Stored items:
***

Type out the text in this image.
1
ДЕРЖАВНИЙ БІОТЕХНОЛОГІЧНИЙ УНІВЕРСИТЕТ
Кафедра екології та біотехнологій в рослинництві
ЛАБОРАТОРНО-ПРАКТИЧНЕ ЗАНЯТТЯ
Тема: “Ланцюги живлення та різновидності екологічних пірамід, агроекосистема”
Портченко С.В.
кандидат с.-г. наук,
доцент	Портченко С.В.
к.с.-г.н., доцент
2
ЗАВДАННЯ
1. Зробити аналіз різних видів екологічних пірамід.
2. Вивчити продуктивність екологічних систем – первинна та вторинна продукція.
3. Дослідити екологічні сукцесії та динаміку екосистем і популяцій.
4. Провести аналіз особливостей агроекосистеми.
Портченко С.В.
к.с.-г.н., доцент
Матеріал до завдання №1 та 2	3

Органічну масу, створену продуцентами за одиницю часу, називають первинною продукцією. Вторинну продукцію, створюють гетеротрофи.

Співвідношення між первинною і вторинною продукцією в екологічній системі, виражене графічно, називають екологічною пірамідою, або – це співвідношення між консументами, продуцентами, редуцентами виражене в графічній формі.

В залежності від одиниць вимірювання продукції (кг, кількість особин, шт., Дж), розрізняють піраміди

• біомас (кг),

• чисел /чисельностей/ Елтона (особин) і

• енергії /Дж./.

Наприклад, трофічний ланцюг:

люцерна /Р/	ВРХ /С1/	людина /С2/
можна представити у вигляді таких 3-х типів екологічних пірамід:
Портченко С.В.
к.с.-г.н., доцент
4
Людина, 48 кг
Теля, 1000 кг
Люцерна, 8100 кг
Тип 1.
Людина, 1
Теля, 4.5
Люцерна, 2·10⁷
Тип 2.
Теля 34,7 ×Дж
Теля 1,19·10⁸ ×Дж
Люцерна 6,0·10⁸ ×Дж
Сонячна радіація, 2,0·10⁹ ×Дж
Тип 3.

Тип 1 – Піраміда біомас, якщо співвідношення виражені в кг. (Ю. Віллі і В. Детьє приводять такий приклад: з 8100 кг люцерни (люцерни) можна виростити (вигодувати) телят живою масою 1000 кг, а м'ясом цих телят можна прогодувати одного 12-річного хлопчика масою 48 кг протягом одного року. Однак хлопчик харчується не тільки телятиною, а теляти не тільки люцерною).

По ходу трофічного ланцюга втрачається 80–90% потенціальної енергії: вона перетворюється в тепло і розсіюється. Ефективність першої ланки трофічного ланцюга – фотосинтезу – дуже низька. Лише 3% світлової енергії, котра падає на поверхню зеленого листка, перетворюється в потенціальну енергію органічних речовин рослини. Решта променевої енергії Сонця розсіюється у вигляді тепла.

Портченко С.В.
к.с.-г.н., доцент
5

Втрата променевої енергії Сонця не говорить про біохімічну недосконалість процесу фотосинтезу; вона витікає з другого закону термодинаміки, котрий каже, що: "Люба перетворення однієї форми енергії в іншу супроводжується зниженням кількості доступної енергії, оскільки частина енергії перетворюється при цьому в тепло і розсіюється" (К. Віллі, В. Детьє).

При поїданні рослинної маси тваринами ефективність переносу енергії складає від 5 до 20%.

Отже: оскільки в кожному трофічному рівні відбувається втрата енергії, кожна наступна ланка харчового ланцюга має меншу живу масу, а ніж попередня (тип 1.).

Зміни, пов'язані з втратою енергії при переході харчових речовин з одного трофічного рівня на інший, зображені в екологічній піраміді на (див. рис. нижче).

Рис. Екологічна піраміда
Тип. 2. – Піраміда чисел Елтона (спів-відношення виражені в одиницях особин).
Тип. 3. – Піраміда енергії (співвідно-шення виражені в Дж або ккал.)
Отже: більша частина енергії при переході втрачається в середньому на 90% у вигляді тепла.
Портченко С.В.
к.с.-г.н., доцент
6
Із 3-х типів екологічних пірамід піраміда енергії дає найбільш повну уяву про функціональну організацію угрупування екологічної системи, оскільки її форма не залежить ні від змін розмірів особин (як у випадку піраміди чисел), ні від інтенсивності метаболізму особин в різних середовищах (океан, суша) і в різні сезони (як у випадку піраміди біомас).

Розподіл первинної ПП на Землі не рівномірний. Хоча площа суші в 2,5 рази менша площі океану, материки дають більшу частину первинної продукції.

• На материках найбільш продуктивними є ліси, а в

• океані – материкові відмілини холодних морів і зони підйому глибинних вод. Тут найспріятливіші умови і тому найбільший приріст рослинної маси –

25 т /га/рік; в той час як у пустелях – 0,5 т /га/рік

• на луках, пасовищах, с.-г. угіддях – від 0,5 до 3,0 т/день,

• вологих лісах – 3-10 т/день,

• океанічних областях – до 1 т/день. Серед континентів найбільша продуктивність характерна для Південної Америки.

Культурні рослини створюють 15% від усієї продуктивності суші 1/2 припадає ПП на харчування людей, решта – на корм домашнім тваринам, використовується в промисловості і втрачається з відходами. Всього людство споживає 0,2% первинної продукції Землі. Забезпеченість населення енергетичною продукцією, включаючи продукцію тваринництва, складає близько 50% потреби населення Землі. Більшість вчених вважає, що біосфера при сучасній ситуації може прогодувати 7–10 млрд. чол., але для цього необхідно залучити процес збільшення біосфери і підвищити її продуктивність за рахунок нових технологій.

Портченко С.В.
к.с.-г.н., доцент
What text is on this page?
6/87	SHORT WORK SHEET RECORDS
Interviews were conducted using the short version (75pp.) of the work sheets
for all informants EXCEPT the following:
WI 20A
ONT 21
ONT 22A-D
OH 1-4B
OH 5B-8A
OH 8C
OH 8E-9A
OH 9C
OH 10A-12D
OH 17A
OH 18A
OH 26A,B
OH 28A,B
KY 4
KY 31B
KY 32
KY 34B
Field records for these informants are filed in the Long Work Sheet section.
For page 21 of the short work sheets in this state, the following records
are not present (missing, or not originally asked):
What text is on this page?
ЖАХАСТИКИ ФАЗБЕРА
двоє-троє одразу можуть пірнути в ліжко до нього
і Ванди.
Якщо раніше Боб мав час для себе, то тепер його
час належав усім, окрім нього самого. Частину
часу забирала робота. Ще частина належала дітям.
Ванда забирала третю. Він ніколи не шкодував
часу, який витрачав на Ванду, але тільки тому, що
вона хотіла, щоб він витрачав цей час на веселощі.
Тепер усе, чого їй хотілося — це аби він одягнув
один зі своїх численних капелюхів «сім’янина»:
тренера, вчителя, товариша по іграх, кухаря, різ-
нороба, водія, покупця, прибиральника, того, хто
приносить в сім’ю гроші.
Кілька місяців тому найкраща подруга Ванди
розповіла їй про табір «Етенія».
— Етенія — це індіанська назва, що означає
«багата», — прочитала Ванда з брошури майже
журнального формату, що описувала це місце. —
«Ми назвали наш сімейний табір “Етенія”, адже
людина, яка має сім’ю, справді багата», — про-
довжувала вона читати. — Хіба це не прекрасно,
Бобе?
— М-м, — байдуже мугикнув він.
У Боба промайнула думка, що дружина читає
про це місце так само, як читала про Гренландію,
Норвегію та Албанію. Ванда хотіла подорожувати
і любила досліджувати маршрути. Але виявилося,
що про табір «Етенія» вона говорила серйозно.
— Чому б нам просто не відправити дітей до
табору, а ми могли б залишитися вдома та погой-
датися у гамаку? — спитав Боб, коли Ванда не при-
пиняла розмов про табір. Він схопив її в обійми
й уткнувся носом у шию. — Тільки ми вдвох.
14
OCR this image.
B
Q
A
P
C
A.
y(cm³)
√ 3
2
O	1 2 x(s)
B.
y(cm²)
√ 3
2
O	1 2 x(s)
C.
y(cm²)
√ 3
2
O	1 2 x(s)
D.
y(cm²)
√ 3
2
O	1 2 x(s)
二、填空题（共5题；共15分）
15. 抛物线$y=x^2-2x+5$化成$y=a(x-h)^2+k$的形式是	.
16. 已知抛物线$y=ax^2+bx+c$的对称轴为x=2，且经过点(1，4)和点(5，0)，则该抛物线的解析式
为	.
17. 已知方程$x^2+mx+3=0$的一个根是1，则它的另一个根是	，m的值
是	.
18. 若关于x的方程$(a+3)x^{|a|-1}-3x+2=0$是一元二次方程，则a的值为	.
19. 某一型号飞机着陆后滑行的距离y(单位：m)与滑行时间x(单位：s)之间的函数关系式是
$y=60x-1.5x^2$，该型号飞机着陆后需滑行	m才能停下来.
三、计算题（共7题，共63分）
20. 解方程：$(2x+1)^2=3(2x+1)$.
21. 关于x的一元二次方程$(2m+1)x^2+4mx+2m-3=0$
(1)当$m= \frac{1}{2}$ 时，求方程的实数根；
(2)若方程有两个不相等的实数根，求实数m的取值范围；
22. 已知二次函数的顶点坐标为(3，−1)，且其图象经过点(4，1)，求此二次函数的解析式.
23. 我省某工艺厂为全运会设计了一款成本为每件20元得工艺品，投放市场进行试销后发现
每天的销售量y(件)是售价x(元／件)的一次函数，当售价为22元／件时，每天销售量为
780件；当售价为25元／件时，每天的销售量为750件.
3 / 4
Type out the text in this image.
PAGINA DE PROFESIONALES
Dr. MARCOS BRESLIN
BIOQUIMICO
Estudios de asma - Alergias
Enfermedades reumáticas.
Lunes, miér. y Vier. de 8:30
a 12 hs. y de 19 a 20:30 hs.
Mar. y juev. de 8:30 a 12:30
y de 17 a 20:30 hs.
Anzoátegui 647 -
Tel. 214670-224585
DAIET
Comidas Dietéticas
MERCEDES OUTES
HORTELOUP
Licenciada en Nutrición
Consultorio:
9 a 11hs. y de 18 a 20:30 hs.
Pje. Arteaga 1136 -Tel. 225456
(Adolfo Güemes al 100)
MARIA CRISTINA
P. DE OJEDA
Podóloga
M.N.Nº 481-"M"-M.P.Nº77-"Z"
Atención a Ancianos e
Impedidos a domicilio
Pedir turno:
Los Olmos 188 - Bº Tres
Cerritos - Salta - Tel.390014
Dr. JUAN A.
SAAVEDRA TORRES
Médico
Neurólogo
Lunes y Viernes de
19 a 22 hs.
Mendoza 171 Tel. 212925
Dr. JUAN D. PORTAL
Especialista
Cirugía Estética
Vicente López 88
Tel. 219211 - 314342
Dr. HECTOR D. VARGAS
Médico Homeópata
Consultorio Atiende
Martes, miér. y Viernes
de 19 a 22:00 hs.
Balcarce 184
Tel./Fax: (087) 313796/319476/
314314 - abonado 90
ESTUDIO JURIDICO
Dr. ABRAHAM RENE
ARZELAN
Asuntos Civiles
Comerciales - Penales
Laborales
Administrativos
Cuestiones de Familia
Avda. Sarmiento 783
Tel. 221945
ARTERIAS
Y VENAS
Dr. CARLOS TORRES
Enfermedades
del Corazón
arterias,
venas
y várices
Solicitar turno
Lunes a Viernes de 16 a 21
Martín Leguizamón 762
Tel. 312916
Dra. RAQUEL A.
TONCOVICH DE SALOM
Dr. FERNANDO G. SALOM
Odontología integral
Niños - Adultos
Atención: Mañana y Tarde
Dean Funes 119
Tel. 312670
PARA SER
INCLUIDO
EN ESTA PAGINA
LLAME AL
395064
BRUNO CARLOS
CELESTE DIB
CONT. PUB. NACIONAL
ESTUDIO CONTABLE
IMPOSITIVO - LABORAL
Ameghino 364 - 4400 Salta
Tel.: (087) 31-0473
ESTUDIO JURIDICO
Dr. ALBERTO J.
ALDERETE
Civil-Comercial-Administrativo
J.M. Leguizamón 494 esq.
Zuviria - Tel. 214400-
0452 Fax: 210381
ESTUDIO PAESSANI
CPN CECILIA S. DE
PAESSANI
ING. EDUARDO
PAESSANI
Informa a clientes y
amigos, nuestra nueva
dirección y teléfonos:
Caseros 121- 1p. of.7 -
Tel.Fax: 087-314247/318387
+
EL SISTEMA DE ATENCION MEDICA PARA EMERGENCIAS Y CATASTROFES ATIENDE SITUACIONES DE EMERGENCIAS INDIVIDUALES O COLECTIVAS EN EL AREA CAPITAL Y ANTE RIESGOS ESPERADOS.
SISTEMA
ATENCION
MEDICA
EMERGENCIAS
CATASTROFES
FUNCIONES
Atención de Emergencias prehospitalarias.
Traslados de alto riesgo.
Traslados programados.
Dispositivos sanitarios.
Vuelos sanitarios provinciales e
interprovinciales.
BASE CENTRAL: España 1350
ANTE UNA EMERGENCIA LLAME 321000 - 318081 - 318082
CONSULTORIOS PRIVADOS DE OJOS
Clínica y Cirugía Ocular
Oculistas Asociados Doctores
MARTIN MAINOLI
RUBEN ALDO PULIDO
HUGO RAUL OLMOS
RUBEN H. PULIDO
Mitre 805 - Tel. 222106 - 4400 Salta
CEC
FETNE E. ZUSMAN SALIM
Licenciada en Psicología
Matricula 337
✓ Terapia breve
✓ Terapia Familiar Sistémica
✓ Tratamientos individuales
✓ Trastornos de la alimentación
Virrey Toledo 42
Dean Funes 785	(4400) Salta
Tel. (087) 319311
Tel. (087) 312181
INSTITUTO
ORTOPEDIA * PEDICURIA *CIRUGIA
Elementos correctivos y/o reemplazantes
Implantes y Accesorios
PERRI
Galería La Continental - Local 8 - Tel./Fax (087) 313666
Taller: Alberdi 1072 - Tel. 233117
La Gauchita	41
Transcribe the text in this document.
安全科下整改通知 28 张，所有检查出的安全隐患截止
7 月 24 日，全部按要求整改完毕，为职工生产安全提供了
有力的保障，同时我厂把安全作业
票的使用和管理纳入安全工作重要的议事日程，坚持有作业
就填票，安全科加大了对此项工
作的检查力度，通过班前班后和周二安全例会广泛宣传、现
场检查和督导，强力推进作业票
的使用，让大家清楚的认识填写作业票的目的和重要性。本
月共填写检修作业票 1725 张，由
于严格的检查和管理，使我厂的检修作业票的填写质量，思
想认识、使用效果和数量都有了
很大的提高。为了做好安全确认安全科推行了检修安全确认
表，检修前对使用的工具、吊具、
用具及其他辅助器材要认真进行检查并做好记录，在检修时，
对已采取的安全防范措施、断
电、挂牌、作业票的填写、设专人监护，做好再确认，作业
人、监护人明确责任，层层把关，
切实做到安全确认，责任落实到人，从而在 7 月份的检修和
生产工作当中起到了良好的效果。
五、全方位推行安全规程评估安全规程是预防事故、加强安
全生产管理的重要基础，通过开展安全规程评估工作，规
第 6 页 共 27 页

***

## [WHAT IS EXPECTED]
Identify the lines that hold the word "MEDICA". Copy every one of them.

## [REPLY TO THE EXERCISE]
EL SISTEMA DE ATENCION MEDICA PARA EMERGENCIAS Y CATASTROFES ATIENDE SITUACIONES DE EMERGENCIAS INDIVIDUALES O COLECTIVAS EN EL AREA CAPITAL Y ANTE RIESGOS ESPERADOS.
MEDICA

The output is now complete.